(Collected data)
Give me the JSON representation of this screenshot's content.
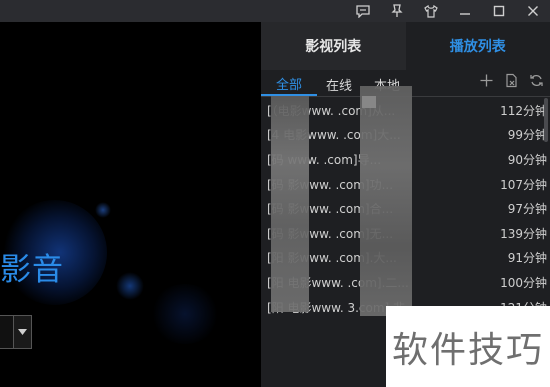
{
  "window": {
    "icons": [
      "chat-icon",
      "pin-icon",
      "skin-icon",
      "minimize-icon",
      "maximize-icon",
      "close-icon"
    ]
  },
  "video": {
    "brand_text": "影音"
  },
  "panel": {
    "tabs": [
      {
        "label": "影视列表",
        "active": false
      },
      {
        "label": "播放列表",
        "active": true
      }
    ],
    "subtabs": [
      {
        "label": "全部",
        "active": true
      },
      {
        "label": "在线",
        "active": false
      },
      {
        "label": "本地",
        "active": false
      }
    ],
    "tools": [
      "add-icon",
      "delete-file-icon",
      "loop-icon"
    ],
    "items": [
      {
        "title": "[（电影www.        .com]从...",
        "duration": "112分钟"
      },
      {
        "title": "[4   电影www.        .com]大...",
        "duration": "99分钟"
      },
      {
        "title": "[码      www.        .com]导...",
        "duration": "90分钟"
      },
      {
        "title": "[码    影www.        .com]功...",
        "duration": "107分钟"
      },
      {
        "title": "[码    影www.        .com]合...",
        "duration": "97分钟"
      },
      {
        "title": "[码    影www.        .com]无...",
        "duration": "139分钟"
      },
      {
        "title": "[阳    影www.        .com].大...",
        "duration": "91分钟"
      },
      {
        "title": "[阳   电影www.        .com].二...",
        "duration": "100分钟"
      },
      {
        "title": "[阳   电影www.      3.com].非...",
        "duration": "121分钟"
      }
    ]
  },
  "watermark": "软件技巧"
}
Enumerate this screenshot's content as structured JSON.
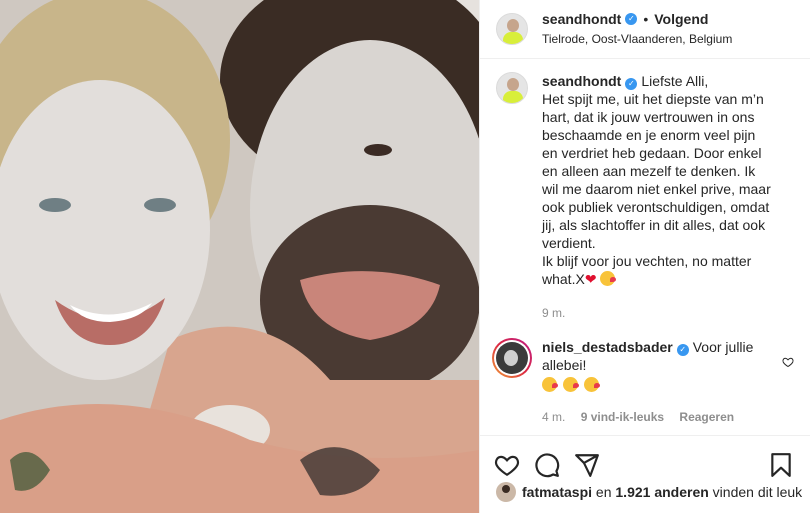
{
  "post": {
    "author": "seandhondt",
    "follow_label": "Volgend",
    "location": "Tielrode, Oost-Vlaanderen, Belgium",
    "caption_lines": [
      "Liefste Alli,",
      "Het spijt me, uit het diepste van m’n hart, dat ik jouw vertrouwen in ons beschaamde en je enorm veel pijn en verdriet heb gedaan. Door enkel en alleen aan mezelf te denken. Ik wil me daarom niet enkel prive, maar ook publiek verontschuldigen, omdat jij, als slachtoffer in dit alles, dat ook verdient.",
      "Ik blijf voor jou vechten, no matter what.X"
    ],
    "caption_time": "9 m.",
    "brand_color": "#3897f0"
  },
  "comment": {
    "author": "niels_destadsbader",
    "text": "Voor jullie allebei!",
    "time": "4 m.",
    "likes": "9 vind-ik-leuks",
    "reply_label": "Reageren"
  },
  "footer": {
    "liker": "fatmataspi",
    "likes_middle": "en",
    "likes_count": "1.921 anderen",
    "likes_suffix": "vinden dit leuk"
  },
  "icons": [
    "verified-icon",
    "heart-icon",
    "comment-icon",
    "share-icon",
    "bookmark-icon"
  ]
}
==
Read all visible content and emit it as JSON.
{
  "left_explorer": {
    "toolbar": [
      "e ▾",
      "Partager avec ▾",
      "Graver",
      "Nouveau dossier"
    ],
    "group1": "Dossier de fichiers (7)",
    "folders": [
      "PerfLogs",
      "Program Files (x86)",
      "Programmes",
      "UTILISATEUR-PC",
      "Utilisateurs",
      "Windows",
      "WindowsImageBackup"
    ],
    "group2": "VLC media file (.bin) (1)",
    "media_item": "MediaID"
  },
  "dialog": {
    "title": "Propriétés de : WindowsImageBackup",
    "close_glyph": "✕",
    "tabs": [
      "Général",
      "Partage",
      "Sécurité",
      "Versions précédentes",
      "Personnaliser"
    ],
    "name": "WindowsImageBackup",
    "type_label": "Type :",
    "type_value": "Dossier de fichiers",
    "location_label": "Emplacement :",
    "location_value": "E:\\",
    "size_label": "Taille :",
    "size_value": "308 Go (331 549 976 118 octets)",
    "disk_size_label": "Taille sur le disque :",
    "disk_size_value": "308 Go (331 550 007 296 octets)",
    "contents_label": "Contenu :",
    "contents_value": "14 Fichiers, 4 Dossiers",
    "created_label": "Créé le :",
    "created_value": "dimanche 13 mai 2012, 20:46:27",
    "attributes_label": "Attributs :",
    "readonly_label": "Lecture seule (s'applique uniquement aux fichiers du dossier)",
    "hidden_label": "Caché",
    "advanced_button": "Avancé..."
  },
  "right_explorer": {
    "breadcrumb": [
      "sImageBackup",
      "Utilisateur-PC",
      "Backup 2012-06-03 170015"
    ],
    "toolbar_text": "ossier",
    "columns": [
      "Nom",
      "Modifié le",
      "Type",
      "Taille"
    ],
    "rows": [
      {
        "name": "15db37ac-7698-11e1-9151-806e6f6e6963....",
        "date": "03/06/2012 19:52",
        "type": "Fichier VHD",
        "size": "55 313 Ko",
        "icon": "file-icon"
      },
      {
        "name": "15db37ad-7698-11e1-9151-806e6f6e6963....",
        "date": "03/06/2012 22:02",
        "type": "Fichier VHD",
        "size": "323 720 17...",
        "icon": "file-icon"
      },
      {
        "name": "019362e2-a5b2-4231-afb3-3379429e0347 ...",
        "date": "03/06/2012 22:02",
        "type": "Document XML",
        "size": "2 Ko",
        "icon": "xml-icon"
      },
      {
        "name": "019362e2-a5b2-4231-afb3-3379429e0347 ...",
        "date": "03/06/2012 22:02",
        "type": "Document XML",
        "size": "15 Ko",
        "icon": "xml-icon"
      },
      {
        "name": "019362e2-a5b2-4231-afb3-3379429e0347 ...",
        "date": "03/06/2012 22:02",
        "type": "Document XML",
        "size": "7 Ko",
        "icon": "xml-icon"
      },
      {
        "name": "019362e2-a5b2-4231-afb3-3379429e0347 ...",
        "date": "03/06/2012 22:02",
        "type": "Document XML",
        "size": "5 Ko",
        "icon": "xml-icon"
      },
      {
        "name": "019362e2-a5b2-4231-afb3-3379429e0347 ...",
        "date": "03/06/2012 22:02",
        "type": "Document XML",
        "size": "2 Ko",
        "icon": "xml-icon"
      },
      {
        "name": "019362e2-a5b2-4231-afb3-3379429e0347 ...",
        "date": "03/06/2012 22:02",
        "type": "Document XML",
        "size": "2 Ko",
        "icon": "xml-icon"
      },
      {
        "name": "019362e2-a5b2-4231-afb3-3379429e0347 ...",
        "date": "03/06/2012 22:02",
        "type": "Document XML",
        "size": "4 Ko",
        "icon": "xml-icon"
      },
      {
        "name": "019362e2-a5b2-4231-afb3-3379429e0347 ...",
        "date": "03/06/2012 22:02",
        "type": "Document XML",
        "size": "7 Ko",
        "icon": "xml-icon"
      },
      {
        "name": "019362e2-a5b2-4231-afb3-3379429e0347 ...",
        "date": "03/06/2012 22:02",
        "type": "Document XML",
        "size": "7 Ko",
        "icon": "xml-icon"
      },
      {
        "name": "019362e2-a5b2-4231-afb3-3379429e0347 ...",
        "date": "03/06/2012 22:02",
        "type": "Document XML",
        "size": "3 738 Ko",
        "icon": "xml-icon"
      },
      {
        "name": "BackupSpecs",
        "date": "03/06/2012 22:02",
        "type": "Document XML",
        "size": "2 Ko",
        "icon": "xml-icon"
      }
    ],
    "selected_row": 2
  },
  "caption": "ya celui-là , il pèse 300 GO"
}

_What is asked_. Your answer should be a single number: the count of lines in the material above that contain "author".

_Written solution_. 2